- [Challenge]: Output the records exactly as they appear, with no pictures included.

- [Data for this exercise]:

________________________________________

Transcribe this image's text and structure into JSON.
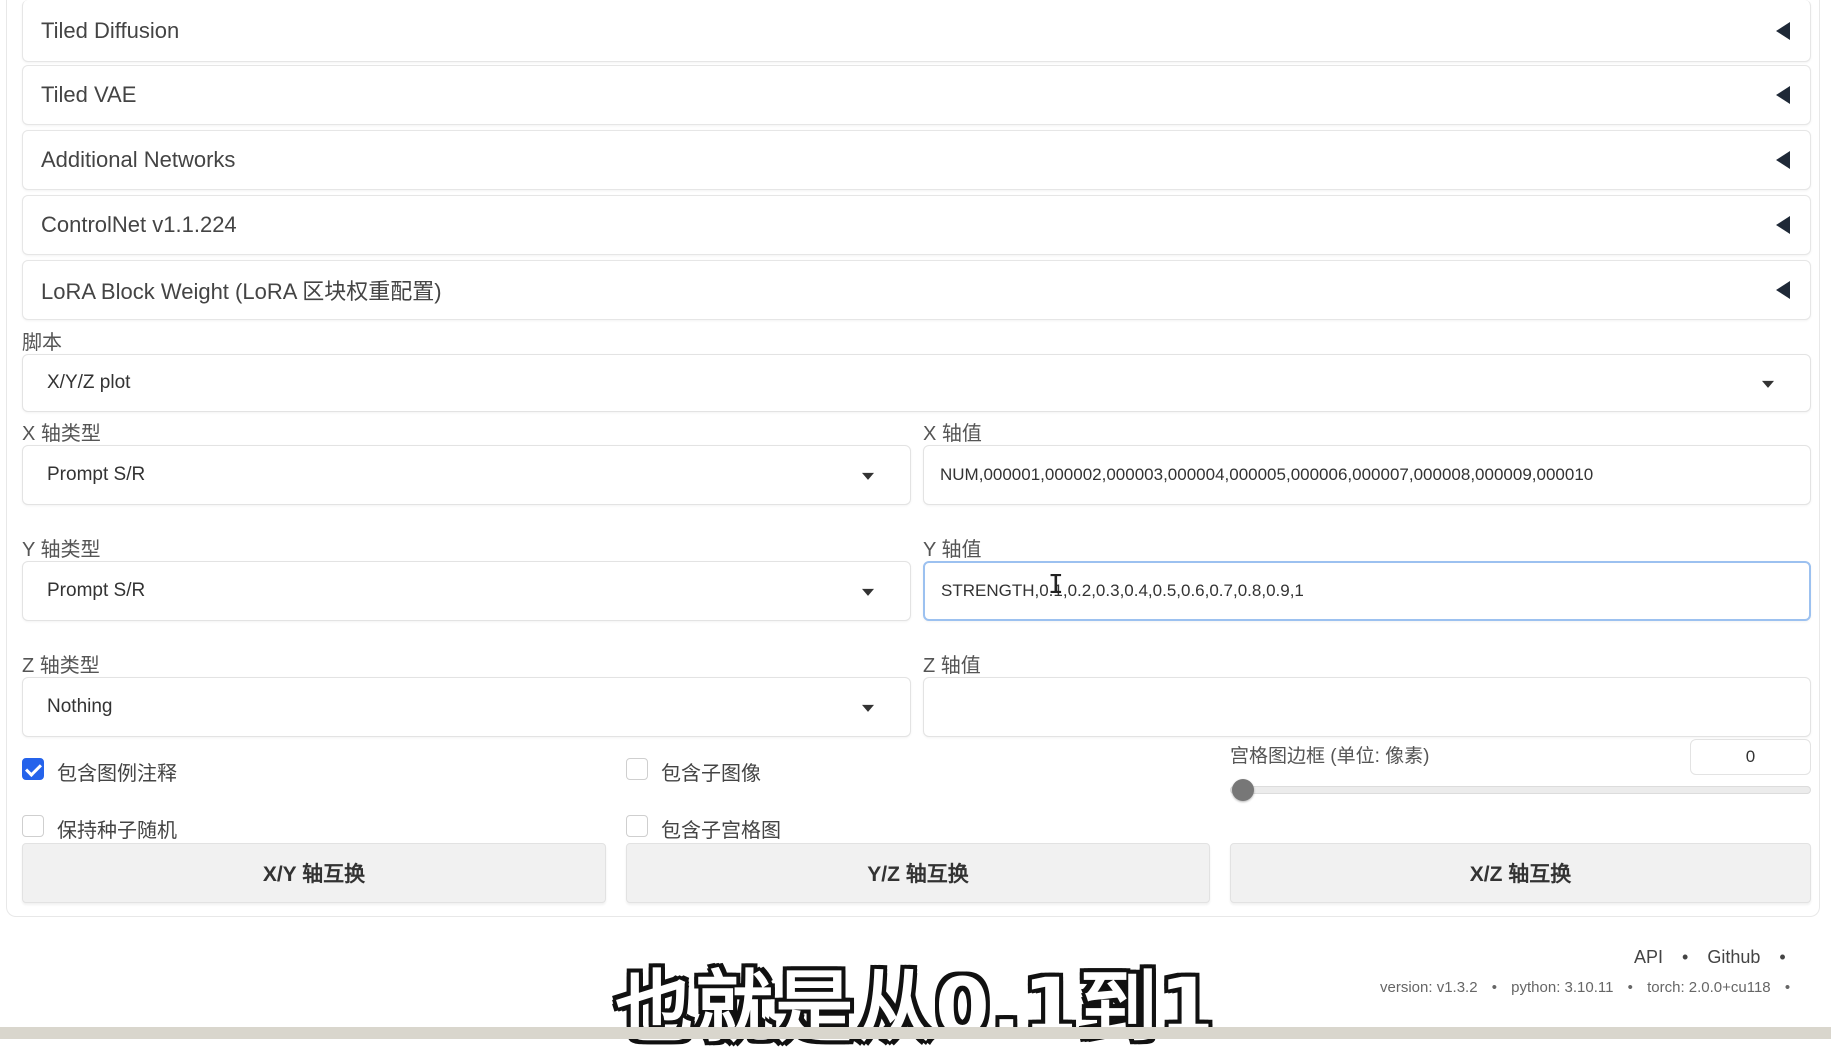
{
  "accordions": [
    {
      "label": "Tiled Diffusion"
    },
    {
      "label": "Tiled VAE"
    },
    {
      "label": "Additional Networks"
    },
    {
      "label": "ControlNet v1.1.224"
    },
    {
      "label": "LoRA Block Weight (LoRA 区块权重配置)"
    }
  ],
  "script": {
    "label": "脚本",
    "value": "X/Y/Z plot"
  },
  "axes": {
    "x_type_label": "X 轴类型",
    "x_type_value": "Prompt S/R",
    "x_values_label": "X 轴值",
    "x_values_value": "NUM,000001,000002,000003,000004,000005,000006,000007,000008,000009,000010",
    "y_type_label": "Y 轴类型",
    "y_type_value": "Prompt S/R",
    "y_values_label": "Y 轴值",
    "y_values_value": "STRENGTH,0.1,0.2,0.3,0.4,0.5,0.6,0.7,0.8,0.9,1",
    "z_type_label": "Z 轴类型",
    "z_type_value": "Nothing",
    "z_values_label": "Z 轴值",
    "z_values_value": ""
  },
  "options": {
    "include_legend_label": "包含图例注释",
    "include_legend_checked": true,
    "include_sub_images_label": "包含子图像",
    "include_sub_images_checked": false,
    "keep_seed_random_label": "保持种子随机",
    "keep_seed_random_checked": false,
    "include_sub_grids_label": "包含子宫格图",
    "include_sub_grids_checked": false,
    "grid_margin_label": "宫格图边框 (单位: 像素)",
    "grid_margin_value": "0",
    "grid_margin_fraction": 0
  },
  "buttons": {
    "swap_xy": "X/Y 轴互换",
    "swap_yz": "Y/Z 轴互换",
    "swap_xz": "X/Z 轴互换"
  },
  "footer": {
    "api": "API",
    "github": "Github",
    "version": "version: v1.3.2",
    "python": "python: 3.10.11",
    "torch": "torch: 2.0.0+cu118",
    "sep": "•"
  },
  "subtitle": "也就是从0.1到1",
  "colors": {
    "checkbox_accent": "#2563eb",
    "subtitle_fill": "#ffffff",
    "subtitle_outline": "#111111"
  }
}
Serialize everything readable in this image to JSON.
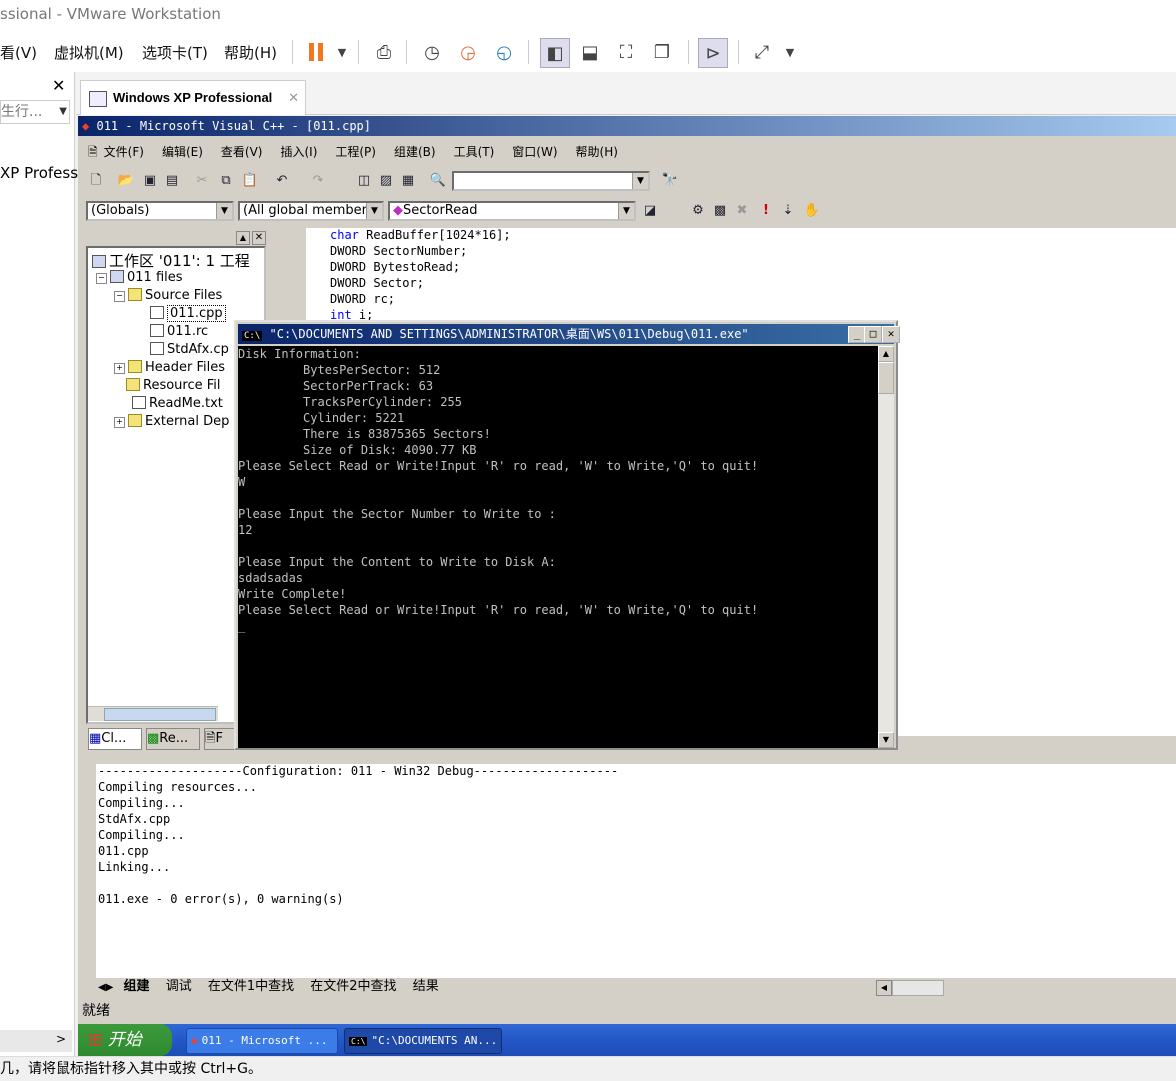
{
  "host": {
    "title": "ssional - VMware Workstation",
    "menu": [
      "看(V)",
      "虚拟机(M)",
      "选项卡(T)",
      "帮助(H)"
    ],
    "left_search_placeholder": "生行...",
    "left_item": "XP Professi",
    "tab_label": "Windows XP Professional",
    "status": "几，请将鼠标指针移入其中或按 Ctrl+G。"
  },
  "vc": {
    "title": "011 - Microsoft Visual C++ - [011.cpp]",
    "menu": [
      "文件(F)",
      "编辑(E)",
      "查看(V)",
      "插入(I)",
      "工程(P)",
      "组建(B)",
      "工具(T)",
      "窗口(W)",
      "帮助(H)"
    ],
    "combos": {
      "globals": "(Globals)",
      "members": "(All global members",
      "function": "SectorRead"
    },
    "status": "就绪"
  },
  "workspace": {
    "root": "工作区 '011': 1 工程",
    "project": "011 files",
    "source_folder": "Source Files",
    "source_files": [
      "011.cpp",
      "011.rc",
      "StdAfx.cp"
    ],
    "folders": [
      "Header Files",
      "Resource Fil"
    ],
    "readme": "ReadMe.txt",
    "external": "External Dep",
    "tabs": [
      "Cl...",
      "Re...",
      "F"
    ]
  },
  "editor": {
    "lines": [
      {
        "kw": "char",
        "rest": " ReadBuffer[1024*16];"
      },
      {
        "kw": "",
        "rest": "DWORD SectorNumber;"
      },
      {
        "kw": "",
        "rest": "DWORD BytestoRead;"
      },
      {
        "kw": "",
        "rest": "DWORD Sector;"
      },
      {
        "kw": "",
        "rest": "DWORD rc;"
      },
      {
        "kw": "int",
        "rest": " i;"
      }
    ]
  },
  "console": {
    "title": "\"C:\\DOCUMENTS AND SETTINGS\\ADMINISTRATOR\\桌面\\WS\\011\\Debug\\011.exe\"",
    "lines": [
      "Disk Information:",
      "         BytesPerSector: 512",
      "         SectorPerTrack: 63",
      "         TracksPerCylinder: 255",
      "         Cylinder: 5221",
      "         There is 83875365 Sectors!",
      "         Size of Disk: 4090.77 KB",
      "Please Select Read or Write!Input 'R' ro read, 'W' to Write,'Q' to quit!",
      "W",
      "",
      "Please Input the Sector Number to Write to :",
      "12",
      "",
      "Please Input the Content to Write to Disk A:",
      "sdadsadas",
      "Write Complete!",
      "Please Select Read or Write!Input 'R' ro read, 'W' to Write,'Q' to quit!",
      "_"
    ]
  },
  "output": {
    "lines": [
      "--------------------Configuration: 011 - Win32 Debug--------------------",
      "Compiling resources...",
      "Compiling...",
      "StdAfx.cpp",
      "Compiling...",
      "011.cpp",
      "Linking...",
      "",
      "011.exe - 0 error(s), 0 warning(s)"
    ],
    "tabs": [
      "组建",
      "调试",
      "在文件1中查找",
      "在文件2中查找",
      "结果"
    ]
  },
  "taskbar": {
    "start": "开始",
    "tasks": [
      "011 - Microsoft ...",
      "\"C:\\DOCUMENTS AN..."
    ]
  },
  "colors": {
    "keyword": "#0000ff",
    "title_active": "#0a246a",
    "taskbar": "#2457c8",
    "start": "#3c9a3c",
    "pause": "#f07820"
  }
}
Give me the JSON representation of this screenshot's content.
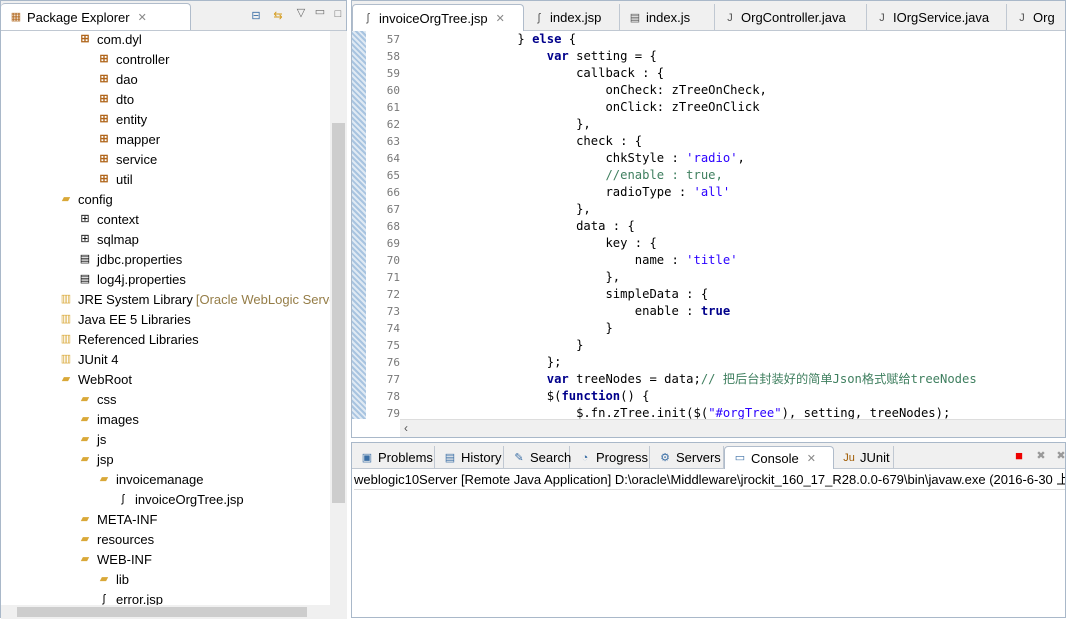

________________________________________

- [Result]:
Transcribe this image's text and structure into JSON.
{
  "accordions": [
    {
      "label": "Tiled Diffusion"
    },
    {
      "label": "Tiled VAE"
    },
    {
      "label": "Additional Networks"
    },
    {
      "label": "ControlNet v1.1.224"
    },
    {
      "label": "LoRA Block Weight (LoRA 区块权重配置)"
    }
  ],
  "script": {
    "label": "脚本",
    "value": "X/Y/Z plot"
  },
  "axes": {
    "x_type_label": "X 轴类型",
    "x_type_value": "Prompt S/R",
    "x_values_label": "X 轴值",
    "x_values_value": "NUM,000001,000002,000003,000004,000005,000006,000007,000008,000009,000010",
    "y_type_label": "Y 轴类型",
    "y_type_value": "Prompt S/R",
    "y_values_label": "Y 轴值",
    "y_values_value": "STRENGTH,0.1,0.2,0.3,0.4,0.5,0.6,0.7,0.8,0.9,1",
    "z_type_label": "Z 轴类型",
    "z_type_value": "Nothing",
    "z_values_label": "Z 轴值",
    "z_values_value": ""
  },
  "options": {
    "include_legend_label": "包含图例注释",
    "include_legend_checked": true,
    "include_sub_images_label": "包含子图像",
    "include_sub_images_checked": false,
    "keep_seed_random_label": "保持种子随机",
    "keep_seed_random_checked": false,
    "include_sub_grids_label": "包含子宫格图",
    "include_sub_grids_checked": false,
    "grid_margin_label": "宫格图边框 (单位: 像素)",
    "grid_margin_value": "0",
    "grid_margin_fraction": 0
  },
  "buttons": {
    "swap_xy": "X/Y 轴互换",
    "swap_yz": "Y/Z 轴互换",
    "swap_xz": "X/Z 轴互换"
  },
  "footer": {
    "api": "API",
    "github": "Github",
    "version": "version: v1.3.2",
    "python": "python: 3.10.11",
    "torch": "torch: 2.0.0+cu118",
    "sep": "•"
  },
  "subtitle": "也就是从0.1到1",
  "colors": {
    "checkbox_accent": "#2563eb",
    "subtitle_fill": "#ffffff",
    "subtitle_outline": "#111111"
  }
}
Serialize everything readable in this image to JSON.
{
  "host": {
    "title": "ssional - VMware Workstation",
    "menu": [
      "看(V)",
      "虚拟机(M)",
      "选项卡(T)",
      "帮助(H)"
    ],
    "left_search_placeholder": "生行...",
    "left_item": "XP Professi",
    "tab_label": "Windows XP Professional",
    "status": "几，请将鼠标指针移入其中或按 Ctrl+G。"
  },
  "vc": {
    "title": "011 - Microsoft Visual C++ - [011.cpp]",
    "menu": [
      "文件(F)",
      "编辑(E)",
      "查看(V)",
      "插入(I)",
      "工程(P)",
      "组建(B)",
      "工具(T)",
      "窗口(W)",
      "帮助(H)"
    ],
    "combos": {
      "globals": "(Globals)",
      "members": "(All global members",
      "function": "SectorRead"
    },
    "status": "就绪"
  },
  "workspace": {
    "root": "工作区 '011': 1 工程",
    "project": "011 files",
    "source_folder": "Source Files",
    "source_files": [
      "011.cpp",
      "011.rc",
      "StdAfx.cp"
    ],
    "folders": [
      "Header Files",
      "Resource Fil"
    ],
    "readme": "ReadMe.txt",
    "external": "External Dep",
    "tabs": [
      "Cl...",
      "Re...",
      "F"
    ]
  },
  "editor": {
    "lines": [
      {
        "kw": "char",
        "rest": " ReadBuffer[1024*16];"
      },
      {
        "kw": "",
        "rest": "DWORD SectorNumber;"
      },
      {
        "kw": "",
        "rest": "DWORD BytestoRead;"
      },
      {
        "kw": "",
        "rest": "DWORD Sector;"
      },
      {
        "kw": "",
        "rest": "DWORD rc;"
      },
      {
        "kw": "int",
        "rest": " i;"
      }
    ]
  },
  "console": {
    "title": "\"C:\\DOCUMENTS AND SETTINGS\\ADMINISTRATOR\\桌面\\WS\\011\\Debug\\011.exe\"",
    "lines": [
      "Disk Information:",
      "         BytesPerSector: 512",
      "         SectorPerTrack: 63",
      "         TracksPerCylinder: 255",
      "         Cylinder: 5221",
      "         There is 83875365 Sectors!",
      "         Size of Disk: 4090.77 KB",
      "Please Select Read or Write!Input 'R' ro read, 'W' to Write,'Q' to quit!",
      "W",
      "",
      "Please Input the Sector Number to Write to :",
      "12",
      "",
      "Please Input the Content to Write to Disk A:",
      "sdadsadas",
      "Write Complete!",
      "Please Select Read or Write!Input 'R' ro read, 'W' to Write,'Q' to quit!",
      "_"
    ]
  },
  "output": {
    "lines": [
      "--------------------Configuration: 011 - Win32 Debug--------------------",
      "Compiling resources...",
      "Compiling...",
      "StdAfx.cpp",
      "Compiling...",
      "011.cpp",
      "Linking...",
      "",
      "011.exe - 0 error(s), 0 warning(s)"
    ],
    "tabs": [
      "组建",
      "调试",
      "在文件1中查找",
      "在文件2中查找",
      "结果"
    ]
  },
  "taskbar": {
    "start": "开始",
    "tasks": [
      "011 - Microsoft ...",
      "\"C:\\DOCUMENTS AN..."
    ]
  },
  "colors": {
    "keyword": "#0000ff",
    "title_active": "#0a246a",
    "taskbar": "#2457c8",
    "start": "#3c9a3c",
    "pause": "#f07820"
  }
}
Give me the JSON representation of this screenshot's content.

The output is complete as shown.